--- Begin The input ---
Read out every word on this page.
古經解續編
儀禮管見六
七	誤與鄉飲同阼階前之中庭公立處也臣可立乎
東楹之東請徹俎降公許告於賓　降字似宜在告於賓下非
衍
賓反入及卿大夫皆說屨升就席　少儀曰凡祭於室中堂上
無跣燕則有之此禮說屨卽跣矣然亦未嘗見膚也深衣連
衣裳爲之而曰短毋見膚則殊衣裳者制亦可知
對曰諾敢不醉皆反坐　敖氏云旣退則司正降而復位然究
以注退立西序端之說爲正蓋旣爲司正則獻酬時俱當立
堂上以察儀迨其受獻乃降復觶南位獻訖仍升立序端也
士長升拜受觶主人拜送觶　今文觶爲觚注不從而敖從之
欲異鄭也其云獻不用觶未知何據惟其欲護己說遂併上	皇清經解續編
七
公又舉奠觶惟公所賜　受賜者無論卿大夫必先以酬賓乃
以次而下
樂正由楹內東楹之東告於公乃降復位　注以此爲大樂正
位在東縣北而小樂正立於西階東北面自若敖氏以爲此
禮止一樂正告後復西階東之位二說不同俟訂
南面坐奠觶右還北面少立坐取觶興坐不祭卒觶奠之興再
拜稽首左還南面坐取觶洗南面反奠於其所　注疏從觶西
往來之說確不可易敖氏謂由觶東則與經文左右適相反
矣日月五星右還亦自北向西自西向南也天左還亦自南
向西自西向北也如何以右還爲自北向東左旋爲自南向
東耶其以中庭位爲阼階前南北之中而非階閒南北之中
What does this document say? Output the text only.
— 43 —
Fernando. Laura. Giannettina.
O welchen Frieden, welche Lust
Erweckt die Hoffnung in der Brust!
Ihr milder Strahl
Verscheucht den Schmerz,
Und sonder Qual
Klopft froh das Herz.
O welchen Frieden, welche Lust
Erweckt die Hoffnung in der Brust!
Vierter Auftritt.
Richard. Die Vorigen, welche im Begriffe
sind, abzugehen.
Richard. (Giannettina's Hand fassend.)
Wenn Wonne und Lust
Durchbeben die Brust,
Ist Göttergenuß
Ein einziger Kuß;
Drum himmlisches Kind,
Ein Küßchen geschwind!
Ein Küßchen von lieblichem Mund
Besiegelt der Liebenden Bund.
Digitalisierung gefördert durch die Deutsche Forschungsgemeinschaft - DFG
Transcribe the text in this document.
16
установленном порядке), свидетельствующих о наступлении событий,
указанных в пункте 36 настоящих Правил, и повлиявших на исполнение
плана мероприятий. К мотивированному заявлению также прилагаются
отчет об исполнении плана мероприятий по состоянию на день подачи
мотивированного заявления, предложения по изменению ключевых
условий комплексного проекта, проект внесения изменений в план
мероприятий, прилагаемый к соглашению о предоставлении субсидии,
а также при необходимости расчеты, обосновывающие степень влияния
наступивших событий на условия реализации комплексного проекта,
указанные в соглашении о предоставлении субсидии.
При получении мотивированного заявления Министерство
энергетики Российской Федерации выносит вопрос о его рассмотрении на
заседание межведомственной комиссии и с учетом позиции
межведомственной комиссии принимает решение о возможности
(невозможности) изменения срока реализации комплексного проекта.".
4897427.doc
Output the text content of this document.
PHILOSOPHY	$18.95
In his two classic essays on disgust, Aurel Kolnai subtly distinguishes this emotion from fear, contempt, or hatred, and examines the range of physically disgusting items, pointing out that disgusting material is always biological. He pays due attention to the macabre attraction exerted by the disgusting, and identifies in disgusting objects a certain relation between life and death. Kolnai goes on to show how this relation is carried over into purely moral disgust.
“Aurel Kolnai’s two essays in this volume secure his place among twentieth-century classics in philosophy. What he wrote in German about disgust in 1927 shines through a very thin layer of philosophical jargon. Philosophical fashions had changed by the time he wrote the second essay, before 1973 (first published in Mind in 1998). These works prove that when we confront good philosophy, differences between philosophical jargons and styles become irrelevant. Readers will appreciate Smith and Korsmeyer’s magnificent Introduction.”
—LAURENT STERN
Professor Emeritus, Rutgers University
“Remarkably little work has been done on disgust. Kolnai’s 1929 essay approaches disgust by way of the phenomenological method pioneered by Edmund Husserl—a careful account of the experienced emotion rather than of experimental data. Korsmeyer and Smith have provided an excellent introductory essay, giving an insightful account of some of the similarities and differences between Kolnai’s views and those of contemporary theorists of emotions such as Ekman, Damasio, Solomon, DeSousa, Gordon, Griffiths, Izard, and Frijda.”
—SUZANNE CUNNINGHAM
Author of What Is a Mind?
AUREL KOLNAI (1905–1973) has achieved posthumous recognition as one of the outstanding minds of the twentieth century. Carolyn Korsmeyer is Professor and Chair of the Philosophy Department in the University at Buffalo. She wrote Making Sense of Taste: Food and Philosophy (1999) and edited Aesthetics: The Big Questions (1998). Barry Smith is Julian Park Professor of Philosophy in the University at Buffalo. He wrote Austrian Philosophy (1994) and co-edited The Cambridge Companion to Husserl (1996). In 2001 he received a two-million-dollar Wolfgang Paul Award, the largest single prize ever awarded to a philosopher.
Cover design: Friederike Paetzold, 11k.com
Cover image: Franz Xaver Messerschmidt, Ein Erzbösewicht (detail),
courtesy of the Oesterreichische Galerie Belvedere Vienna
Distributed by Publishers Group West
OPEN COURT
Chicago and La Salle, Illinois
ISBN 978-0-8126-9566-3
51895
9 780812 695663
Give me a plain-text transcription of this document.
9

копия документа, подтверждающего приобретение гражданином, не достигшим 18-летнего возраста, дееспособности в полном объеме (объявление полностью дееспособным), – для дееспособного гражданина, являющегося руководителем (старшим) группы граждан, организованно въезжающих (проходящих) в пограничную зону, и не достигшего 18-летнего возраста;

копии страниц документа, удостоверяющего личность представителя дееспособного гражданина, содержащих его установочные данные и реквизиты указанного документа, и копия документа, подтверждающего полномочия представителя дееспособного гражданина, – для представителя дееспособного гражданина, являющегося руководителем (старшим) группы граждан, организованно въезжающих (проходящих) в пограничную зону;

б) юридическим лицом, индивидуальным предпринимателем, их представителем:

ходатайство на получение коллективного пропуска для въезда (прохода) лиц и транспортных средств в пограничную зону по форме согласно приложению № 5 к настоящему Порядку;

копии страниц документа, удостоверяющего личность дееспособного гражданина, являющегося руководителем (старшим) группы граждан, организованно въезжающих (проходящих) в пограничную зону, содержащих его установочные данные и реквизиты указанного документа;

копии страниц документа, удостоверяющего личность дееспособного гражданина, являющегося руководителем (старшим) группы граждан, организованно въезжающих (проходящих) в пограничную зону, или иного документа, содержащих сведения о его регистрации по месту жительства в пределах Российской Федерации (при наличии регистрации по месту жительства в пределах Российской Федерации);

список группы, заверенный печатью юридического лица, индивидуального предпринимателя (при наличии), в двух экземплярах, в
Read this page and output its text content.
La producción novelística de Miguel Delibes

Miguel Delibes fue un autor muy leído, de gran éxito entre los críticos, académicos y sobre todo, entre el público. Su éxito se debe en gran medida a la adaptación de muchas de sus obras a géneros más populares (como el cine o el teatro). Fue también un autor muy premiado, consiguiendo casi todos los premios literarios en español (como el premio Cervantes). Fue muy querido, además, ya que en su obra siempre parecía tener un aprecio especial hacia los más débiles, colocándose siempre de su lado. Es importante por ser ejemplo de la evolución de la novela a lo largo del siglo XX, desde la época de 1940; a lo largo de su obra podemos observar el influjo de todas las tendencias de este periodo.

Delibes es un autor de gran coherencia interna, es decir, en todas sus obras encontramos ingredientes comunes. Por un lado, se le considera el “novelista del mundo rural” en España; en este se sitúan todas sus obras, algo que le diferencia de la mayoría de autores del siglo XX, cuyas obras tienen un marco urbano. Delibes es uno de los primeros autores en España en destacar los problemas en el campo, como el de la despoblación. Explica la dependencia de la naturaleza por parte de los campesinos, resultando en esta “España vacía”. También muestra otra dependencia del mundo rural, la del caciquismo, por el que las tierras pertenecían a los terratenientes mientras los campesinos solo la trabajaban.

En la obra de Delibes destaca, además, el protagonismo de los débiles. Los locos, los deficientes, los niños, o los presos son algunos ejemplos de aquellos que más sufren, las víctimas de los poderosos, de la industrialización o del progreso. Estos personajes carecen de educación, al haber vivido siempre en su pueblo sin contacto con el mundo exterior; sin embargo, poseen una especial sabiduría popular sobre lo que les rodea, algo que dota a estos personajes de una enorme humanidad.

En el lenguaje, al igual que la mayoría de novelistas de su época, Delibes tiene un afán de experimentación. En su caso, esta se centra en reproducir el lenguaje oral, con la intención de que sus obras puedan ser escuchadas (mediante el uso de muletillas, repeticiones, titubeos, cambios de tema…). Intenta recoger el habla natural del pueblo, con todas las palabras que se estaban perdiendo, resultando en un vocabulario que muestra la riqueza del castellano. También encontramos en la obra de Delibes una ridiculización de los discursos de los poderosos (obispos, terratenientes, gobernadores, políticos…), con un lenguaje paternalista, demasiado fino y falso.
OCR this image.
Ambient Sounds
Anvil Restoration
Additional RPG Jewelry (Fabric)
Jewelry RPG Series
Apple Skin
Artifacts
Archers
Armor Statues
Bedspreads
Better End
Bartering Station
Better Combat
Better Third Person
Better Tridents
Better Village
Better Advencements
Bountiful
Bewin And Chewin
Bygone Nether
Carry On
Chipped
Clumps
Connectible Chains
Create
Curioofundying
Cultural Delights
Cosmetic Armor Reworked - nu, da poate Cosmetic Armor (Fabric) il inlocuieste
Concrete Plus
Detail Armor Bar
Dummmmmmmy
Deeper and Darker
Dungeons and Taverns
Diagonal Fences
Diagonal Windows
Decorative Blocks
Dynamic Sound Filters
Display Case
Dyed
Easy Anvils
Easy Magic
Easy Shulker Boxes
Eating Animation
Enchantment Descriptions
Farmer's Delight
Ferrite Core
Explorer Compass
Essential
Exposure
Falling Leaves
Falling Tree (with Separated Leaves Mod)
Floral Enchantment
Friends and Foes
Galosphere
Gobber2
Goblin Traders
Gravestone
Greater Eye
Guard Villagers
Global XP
--- End The input ---
Aim
Search the entries for "комплексного" and copy out each line that has it.

Task solution
условий комплексного проекта, проект внесения изменений в план
наступивших событий на условия реализации комплексного проекта,
(невозможности) изменения срока реализации комплексного проекта.".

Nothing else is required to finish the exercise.